THE EXERCISE: Your job is to restate each entry word for word.

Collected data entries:
··········
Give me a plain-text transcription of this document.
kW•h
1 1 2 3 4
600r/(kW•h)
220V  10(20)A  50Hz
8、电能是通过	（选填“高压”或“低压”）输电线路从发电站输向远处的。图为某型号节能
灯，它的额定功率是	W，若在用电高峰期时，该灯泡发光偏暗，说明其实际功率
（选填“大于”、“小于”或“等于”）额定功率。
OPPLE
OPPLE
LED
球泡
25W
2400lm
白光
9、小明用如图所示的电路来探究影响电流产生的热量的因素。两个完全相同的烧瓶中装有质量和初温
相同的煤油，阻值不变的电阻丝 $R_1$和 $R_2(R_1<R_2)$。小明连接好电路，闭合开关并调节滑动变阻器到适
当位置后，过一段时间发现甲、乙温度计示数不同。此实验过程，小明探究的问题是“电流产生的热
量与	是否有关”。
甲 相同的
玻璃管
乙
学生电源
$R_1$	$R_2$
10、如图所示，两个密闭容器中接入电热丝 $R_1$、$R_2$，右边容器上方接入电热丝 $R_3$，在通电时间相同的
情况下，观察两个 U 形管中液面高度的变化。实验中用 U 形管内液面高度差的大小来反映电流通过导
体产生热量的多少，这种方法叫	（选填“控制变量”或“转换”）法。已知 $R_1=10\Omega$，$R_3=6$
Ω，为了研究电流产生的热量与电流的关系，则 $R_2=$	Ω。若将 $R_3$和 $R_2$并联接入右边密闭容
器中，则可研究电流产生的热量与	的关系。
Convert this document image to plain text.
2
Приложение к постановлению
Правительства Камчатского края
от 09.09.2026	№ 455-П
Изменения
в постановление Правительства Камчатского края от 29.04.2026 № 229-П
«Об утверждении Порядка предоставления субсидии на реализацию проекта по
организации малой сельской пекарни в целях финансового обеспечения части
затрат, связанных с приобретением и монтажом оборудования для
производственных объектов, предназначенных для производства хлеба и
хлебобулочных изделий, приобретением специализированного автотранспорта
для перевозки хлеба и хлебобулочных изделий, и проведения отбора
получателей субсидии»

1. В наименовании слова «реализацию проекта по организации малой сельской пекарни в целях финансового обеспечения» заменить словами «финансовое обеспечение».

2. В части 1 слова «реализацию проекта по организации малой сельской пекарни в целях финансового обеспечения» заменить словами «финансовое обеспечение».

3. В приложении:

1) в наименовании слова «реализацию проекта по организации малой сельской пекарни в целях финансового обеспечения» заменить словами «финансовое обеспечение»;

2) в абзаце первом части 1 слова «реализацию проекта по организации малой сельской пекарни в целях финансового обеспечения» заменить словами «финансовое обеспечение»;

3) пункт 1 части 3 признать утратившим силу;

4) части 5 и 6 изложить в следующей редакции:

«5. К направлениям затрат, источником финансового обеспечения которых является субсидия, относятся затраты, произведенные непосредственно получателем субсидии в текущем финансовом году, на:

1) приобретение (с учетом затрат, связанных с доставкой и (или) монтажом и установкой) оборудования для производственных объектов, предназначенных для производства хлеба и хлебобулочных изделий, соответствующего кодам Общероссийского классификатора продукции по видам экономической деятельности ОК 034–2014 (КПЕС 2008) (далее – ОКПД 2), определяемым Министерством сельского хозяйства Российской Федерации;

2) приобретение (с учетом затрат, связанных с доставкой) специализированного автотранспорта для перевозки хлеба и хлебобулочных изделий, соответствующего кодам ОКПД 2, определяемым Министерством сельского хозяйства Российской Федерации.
··········
EXERCISE ANSWER:
Give me a plain-text transcription of this document.
kW•h
1 1 2 3 4
600r/(kW•h)
220V  10(20)A  50Hz
8、电能是通过	（选填“高压”或“低压”）输电线路从发电站输向远处的。图为某型号节能
灯，它的额定功率是	W，若在用电高峰期时，该灯泡发光偏暗，说明其实际功率
（选填“大于”、“小于”或“等于”）额定功率。
OPPLE
OPPLE
LED
球泡
25W
2400lm
白光
9、小明用如图所示的电路来探究影响电流产生的热量的因素。两个完全相同的烧瓶中装有质量和初温
相同的煤油，阻值不变的电阻丝 $R_1$和 $R_2(R_1<R_2)$。小明连接好电路，闭合开关并调节滑动变阻器到适
当位置后，过一段时间发现甲、乙温度计示数不同。此实验过程，小明探究的问题是“电流产生的热
量与	是否有关”。
甲 相同的
玻璃管
乙
学生电源
$R_1$	$R_2$
10、如图所示，两个密闭容器中接入电热丝 $R_1$、$R_2$，右边容器上方接入电热丝 $R_3$，在通电时间相同的
情况下，观察两个 U 形管中液面高度的变化。实验中用 U 形管内液面高度差的大小来反映电流通过导
体产生热量的多少，这种方法叫	（选填“控制变量”或“转换”）法。已知 $R_1=10\Omega$，$R_3=6$
Ω，为了研究电流产生的热量与电流的关系，则 $R_2=$	Ω。若将 $R_3$和 $R_2$并联接入右边密闭容
器中，则可研究电流产生的热量与	的关系。
Convert this document image to plain text.
2
Приложение к постановлению
Правительства Камчатского края
от 09.09.2026	№ 455-П
Изменения
в постановление Правительства Камчатского края от 29.04.2026 № 229-П
«Об утверждении Порядка предоставления субсидии на реализацию проекта по
организации малой сельской пекарни в целях финансового обеспечения части
затрат, связанных с приобретением и монтажом оборудования для
производственных объектов, предназначенных для производства хлеба и
хлебобулочных изделий, приобретением специализированного автотранспорта
для перевозки хлеба и хлебобулочных изделий, и проведения отбора
получателей субсидии»

1. В наименовании слова «реализацию проекта по организации малой сельской пекарни в целях финансового обеспечения» заменить словами «финансовое обеспечение».

2. В части 1 слова «реализацию проекта по организации малой сельской пекарни в целях финансового обеспечения» заменить словами «финансовое обеспечение».

3. В приложении:

1) в наименовании слова «реализацию проекта по организации малой сельской пекарни в целях финансового обеспечения» заменить словами «финансовое обеспечение»;

2) в абзаце первом части 1 слова «реализацию проекта по организации малой сельской пекарни в целях финансового обеспечения» заменить словами «финансовое обеспечение»;

3) пункт 1 части 3 признать утратившим силу;

4) части 5 и 6 изложить в следующей редакции:

«5. К направлениям затрат, источником финансового обеспечения которых является субсидия, относятся затраты, произведенные непосредственно получателем субсидии в текущем финансовом году, на:

1) приобретение (с учетом затрат, связанных с доставкой и (или) монтажом и установкой) оборудования для производственных объектов, предназначенных для производства хлеба и хлебобулочных изделий, соответствующего кодам Общероссийского классификатора продукции по видам экономической деятельности ОК 034–2014 (КПЕС 2008) (далее – ОКПД 2), определяемым Министерством сельского хозяйства Российской Федерации;

2) приобретение (с учетом затрат, связанных с доставкой) специализированного автотранспорта для перевозки хлеба и хлебобулочных изделий, соответствующего кодам ОКПД 2, определяемым Министерством сельского хозяйства Российской Федерации.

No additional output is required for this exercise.